**What the task asks:** Collect all lines from the records below that include the word "exposure".

**Data records:**

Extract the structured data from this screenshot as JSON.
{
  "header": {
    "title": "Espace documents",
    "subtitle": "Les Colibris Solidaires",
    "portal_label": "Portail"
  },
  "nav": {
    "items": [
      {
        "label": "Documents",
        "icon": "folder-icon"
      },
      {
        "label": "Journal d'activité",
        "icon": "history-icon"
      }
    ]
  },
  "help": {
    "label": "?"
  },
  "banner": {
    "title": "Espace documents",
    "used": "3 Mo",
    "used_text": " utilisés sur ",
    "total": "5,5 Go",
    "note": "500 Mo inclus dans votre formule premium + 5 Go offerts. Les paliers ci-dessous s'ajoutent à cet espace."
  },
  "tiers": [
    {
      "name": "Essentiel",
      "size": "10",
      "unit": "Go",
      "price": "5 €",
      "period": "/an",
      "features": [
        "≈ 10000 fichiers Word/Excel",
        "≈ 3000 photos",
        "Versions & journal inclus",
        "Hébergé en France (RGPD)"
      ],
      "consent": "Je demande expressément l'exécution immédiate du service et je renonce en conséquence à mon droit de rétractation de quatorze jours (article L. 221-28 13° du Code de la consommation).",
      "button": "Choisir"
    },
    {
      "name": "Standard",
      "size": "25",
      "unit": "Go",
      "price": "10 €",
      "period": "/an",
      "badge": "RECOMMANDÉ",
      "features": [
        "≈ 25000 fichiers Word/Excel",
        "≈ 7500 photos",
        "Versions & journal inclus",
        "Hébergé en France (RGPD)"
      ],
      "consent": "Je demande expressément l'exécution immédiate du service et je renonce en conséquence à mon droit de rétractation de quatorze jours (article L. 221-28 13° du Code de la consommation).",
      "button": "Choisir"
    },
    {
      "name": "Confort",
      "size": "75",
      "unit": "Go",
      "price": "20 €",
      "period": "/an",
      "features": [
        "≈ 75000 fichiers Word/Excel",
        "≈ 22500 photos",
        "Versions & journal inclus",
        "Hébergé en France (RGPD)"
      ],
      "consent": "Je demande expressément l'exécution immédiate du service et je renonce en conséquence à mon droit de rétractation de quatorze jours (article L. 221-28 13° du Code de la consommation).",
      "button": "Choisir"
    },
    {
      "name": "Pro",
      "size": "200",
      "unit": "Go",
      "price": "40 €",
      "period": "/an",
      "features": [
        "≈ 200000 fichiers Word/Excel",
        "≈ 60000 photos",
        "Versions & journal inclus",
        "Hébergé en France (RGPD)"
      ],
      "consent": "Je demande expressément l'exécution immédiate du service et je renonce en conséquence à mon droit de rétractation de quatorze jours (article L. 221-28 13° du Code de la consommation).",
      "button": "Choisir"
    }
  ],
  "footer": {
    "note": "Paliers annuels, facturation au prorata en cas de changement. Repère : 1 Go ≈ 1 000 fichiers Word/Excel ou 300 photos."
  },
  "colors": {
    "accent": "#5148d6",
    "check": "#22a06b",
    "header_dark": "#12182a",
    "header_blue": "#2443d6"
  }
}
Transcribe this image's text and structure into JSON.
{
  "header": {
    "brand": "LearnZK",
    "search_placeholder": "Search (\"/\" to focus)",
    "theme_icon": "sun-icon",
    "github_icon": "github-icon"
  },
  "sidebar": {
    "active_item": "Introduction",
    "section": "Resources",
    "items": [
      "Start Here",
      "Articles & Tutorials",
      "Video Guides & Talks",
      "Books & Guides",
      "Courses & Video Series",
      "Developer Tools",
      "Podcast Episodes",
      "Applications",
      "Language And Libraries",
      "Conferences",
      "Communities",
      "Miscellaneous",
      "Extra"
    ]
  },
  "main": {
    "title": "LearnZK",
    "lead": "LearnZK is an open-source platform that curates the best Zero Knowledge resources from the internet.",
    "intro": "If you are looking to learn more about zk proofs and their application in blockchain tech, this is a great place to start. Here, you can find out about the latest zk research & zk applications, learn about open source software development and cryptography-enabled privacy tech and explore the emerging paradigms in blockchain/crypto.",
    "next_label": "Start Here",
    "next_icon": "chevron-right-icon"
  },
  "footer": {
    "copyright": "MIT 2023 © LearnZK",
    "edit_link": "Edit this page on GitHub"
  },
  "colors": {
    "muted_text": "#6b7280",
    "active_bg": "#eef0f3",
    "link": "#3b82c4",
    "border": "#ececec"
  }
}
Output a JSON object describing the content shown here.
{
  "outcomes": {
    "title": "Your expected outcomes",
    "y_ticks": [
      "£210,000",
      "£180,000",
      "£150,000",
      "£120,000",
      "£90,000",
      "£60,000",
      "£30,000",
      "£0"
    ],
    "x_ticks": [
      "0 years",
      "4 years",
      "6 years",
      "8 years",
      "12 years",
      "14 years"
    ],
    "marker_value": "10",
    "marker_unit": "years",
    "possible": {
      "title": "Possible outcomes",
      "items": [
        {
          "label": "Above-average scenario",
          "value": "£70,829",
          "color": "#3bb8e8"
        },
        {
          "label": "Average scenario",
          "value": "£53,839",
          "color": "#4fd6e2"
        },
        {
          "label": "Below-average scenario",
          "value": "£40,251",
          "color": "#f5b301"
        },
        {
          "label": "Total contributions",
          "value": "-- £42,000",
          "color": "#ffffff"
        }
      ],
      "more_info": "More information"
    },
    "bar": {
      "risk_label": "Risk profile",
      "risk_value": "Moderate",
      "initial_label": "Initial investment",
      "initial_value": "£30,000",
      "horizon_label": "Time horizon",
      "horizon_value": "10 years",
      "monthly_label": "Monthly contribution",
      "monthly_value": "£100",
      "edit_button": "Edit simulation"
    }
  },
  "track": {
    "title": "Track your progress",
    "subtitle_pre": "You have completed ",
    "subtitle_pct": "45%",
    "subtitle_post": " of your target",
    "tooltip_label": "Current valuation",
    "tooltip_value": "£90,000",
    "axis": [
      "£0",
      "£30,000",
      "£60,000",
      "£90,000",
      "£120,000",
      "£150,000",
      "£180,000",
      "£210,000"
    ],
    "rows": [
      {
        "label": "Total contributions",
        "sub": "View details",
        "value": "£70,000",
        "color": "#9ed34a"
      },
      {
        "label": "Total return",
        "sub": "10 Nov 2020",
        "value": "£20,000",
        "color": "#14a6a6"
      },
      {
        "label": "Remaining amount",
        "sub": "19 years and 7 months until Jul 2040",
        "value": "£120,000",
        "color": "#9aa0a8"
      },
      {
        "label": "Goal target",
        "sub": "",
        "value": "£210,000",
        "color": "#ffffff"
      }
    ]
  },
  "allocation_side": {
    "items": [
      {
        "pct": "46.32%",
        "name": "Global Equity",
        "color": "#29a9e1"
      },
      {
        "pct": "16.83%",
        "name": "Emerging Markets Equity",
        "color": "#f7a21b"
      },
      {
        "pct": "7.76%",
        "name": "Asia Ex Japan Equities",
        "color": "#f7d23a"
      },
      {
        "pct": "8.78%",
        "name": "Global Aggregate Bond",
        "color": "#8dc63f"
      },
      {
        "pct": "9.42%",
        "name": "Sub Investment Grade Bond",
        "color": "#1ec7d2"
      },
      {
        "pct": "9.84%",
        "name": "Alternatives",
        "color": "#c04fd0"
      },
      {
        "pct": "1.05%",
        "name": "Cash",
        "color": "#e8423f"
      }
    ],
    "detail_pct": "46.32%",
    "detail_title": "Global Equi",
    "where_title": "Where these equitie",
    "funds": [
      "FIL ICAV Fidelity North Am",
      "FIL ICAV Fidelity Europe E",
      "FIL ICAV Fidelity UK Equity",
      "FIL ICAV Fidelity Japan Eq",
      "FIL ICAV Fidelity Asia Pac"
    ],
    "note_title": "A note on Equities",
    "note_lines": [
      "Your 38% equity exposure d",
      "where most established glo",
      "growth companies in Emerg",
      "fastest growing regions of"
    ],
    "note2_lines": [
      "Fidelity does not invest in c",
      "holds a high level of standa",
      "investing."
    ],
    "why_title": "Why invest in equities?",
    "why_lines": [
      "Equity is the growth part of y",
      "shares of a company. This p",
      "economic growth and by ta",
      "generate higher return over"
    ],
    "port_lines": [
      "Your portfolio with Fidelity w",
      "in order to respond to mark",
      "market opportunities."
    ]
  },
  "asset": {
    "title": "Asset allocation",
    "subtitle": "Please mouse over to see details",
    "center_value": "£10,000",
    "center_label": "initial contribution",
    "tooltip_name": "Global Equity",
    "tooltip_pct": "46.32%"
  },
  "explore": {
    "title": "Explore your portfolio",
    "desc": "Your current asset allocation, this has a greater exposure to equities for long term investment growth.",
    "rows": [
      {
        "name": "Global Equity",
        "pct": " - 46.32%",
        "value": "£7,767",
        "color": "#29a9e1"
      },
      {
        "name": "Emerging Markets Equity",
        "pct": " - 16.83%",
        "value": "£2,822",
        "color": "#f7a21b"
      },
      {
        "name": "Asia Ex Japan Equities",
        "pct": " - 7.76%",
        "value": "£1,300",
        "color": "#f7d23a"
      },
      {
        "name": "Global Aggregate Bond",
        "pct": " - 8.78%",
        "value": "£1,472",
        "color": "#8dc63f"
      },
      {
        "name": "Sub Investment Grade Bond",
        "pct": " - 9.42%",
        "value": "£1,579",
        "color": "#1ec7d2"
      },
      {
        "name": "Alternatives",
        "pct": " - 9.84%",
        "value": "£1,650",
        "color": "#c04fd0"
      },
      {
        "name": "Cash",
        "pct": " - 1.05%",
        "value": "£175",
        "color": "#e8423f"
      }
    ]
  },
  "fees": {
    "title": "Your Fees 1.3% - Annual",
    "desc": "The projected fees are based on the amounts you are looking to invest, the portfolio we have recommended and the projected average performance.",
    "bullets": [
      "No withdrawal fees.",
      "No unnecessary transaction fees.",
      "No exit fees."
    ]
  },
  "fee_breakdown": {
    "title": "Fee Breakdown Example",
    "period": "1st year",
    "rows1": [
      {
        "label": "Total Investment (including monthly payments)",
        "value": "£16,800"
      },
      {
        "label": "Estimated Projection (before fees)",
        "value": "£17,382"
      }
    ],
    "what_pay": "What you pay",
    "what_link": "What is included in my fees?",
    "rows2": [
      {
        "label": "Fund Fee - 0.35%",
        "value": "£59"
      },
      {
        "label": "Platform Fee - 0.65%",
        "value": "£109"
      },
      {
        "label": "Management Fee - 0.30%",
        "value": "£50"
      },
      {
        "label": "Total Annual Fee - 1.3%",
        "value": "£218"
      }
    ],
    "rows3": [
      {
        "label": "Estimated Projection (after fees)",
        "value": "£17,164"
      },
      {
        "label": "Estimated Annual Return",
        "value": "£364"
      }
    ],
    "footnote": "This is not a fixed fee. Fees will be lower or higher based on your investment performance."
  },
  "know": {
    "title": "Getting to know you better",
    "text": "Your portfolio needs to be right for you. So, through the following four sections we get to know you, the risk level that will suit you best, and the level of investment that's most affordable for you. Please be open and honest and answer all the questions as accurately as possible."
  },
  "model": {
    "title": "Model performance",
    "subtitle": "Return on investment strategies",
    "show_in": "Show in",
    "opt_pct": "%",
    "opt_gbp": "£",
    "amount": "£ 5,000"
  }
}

**Result of this exercise:**
      "Your 38% equity exposure d",
    "desc": "Your current asset allocation, this has a greater exposure to equities for long term investment growth.",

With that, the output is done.